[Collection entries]
— Start —

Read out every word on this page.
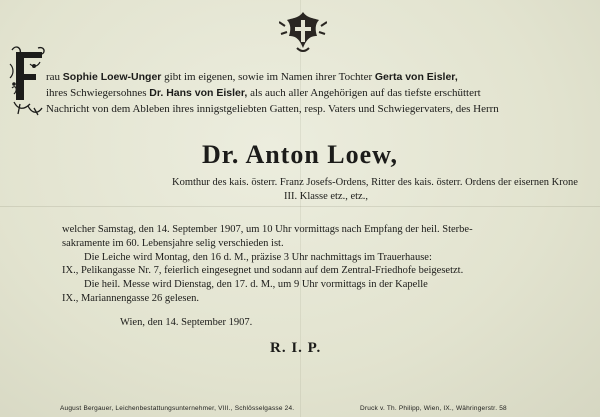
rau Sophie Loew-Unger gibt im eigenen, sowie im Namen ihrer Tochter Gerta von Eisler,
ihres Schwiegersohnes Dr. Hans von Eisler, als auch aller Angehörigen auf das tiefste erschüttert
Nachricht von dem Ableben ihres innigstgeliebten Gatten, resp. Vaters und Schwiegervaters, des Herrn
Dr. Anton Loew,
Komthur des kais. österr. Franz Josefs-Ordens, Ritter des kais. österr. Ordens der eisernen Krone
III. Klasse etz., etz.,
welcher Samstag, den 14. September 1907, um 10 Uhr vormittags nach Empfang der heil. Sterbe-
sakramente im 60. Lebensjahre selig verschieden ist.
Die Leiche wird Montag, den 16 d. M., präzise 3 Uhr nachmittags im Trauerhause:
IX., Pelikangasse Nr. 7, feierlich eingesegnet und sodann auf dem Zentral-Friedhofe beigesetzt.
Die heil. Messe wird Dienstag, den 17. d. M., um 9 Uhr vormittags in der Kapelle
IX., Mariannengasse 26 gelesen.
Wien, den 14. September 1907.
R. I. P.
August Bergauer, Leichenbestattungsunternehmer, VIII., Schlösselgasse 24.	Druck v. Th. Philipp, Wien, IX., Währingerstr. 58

— End —

> WHAT YOU WILL DO
Print the whole listing above once more, word for word, without its pictures.

> SOLUTION TO THIS TASK
Read out every word on this page.
rau Sophie Loew-Unger gibt im eigenen, sowie im Namen ihrer Tochter Gerta von Eisler,
ihres Schwiegersohnes Dr. Hans von Eisler, als auch aller Angehörigen auf das tiefste erschüttert
Nachricht von dem Ableben ihres innigstgeliebten Gatten, resp. Vaters und Schwiegervaters, des Herrn
Dr. Anton Loew,
Komthur des kais. österr. Franz Josefs-Ordens, Ritter des kais. österr. Ordens der eisernen Krone
III. Klasse etz., etz.,
welcher Samstag, den 14. September 1907, um 10 Uhr vormittags nach Empfang der heil. Sterbe-
sakramente im 60. Lebensjahre selig verschieden ist.
Die Leiche wird Montag, den 16 d. M., präzise 3 Uhr nachmittags im Trauerhause:
IX., Pelikangasse Nr. 7, feierlich eingesegnet und sodann auf dem Zentral-Friedhofe beigesetzt.
Die heil. Messe wird Dienstag, den 17. d. M., um 9 Uhr vormittags in der Kapelle
IX., Mariannengasse 26 gelesen.
Wien, den 14. September 1907.
R. I. P.
August Bergauer, Leichenbestattungsunternehmer, VIII., Schlösselgasse 24.	Druck v. Th. Philipp, Wien, IX., Währingerstr. 58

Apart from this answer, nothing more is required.